Short exercise =>
Reproduce the data in its entirety, exactly as supplied.

Material for the task =>
········

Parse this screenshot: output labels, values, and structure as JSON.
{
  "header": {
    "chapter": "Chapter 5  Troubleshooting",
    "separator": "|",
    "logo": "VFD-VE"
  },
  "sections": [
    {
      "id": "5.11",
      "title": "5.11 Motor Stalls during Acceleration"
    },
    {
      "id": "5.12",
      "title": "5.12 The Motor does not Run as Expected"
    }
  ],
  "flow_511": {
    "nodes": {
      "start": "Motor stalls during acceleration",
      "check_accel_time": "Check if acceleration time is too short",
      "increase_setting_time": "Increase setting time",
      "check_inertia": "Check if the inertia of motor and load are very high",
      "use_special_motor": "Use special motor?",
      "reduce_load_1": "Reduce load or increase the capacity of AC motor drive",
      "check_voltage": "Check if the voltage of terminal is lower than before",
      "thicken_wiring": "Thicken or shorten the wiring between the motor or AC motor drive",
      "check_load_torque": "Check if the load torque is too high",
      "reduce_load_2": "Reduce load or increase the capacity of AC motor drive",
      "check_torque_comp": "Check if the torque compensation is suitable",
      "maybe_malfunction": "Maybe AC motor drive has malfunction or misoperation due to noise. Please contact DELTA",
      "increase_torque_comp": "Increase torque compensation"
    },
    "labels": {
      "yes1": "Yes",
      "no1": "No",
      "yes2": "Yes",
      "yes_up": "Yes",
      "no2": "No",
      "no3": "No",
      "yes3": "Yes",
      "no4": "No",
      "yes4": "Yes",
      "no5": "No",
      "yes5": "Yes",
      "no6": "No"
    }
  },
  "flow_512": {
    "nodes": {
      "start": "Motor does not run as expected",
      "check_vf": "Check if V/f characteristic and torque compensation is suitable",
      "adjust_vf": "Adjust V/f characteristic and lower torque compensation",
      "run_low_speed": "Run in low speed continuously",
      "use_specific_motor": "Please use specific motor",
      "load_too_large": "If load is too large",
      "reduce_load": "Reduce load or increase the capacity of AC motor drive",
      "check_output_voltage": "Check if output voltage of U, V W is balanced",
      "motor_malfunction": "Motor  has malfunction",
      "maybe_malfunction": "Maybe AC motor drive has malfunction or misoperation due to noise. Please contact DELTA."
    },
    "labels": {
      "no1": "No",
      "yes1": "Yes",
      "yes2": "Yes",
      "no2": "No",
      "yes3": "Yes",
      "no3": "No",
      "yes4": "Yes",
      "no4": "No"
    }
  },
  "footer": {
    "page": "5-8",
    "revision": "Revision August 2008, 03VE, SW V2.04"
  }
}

········

Exercise output =>
Parse this screenshot: output labels, values, and structure as JSON.
{
  "header": {
    "chapter": "Chapter 5  Troubleshooting",
    "separator": "|",
    "logo": "VFD-VE"
  },
  "sections": [
    {
      "id": "5.11",
      "title": "5.11 Motor Stalls during Acceleration"
    },
    {
      "id": "5.12",
      "title": "5.12 The Motor does not Run as Expected"
    }
  ],
  "flow_511": {
    "nodes": {
      "start": "Motor stalls during acceleration",
      "check_accel_time": "Check if acceleration time is too short",
      "increase_setting_time": "Increase setting time",
      "check_inertia": "Check if the inertia of motor and load are very high",
      "use_special_motor": "Use special motor?",
      "reduce_load_1": "Reduce load or increase the capacity of AC motor drive",
      "check_voltage": "Check if the voltage of terminal is lower than before",
      "thicken_wiring": "Thicken or shorten the wiring between the motor or AC motor drive",
      "check_load_torque": "Check if the load torque is too high",
      "reduce_load_2": "Reduce load or increase the capacity of AC motor drive",
      "check_torque_comp": "Check if the torque compensation is suitable",
      "maybe_malfunction": "Maybe AC motor drive has malfunction or misoperation due to noise. Please contact DELTA",
      "increase_torque_comp": "Increase torque compensation"
    },
    "labels": {
      "yes1": "Yes",
      "no1": "No",
      "yes2": "Yes",
      "yes_up": "Yes",
      "no2": "No",
      "no3": "No",
      "yes3": "Yes",
      "no4": "No",
      "yes4": "Yes",
      "no5": "No",
      "yes5": "Yes",
      "no6": "No"
    }
  },
  "flow_512": {
    "nodes": {
      "start": "Motor does not run as expected",
      "check_vf": "Check if V/f characteristic and torque compensation is suitable",
      "adjust_vf": "Adjust V/f characteristic and lower torque compensation",
      "run_low_speed": "Run in low speed continuously",
      "use_specific_motor": "Please use specific motor",
      "load_too_large": "If load is too large",
      "reduce_load": "Reduce load or increase the capacity of AC motor drive",
      "check_output_voltage": "Check if output voltage of U, V W is balanced",
      "motor_malfunction": "Motor  has malfunction",
      "maybe_malfunction": "Maybe AC motor drive has malfunction or misoperation due to noise. Please contact DELTA."
    },
    "labels": {
      "no1": "No",
      "yes1": "Yes",
      "yes2": "Yes",
      "no2": "No",
      "yes3": "Yes",
      "no3": "No",
      "yes4": "Yes",
      "no4": "No"
    }
  },
  "footer": {
    "page": "5-8",
    "revision": "Revision August 2008, 03VE, SW V2.04"
  }
}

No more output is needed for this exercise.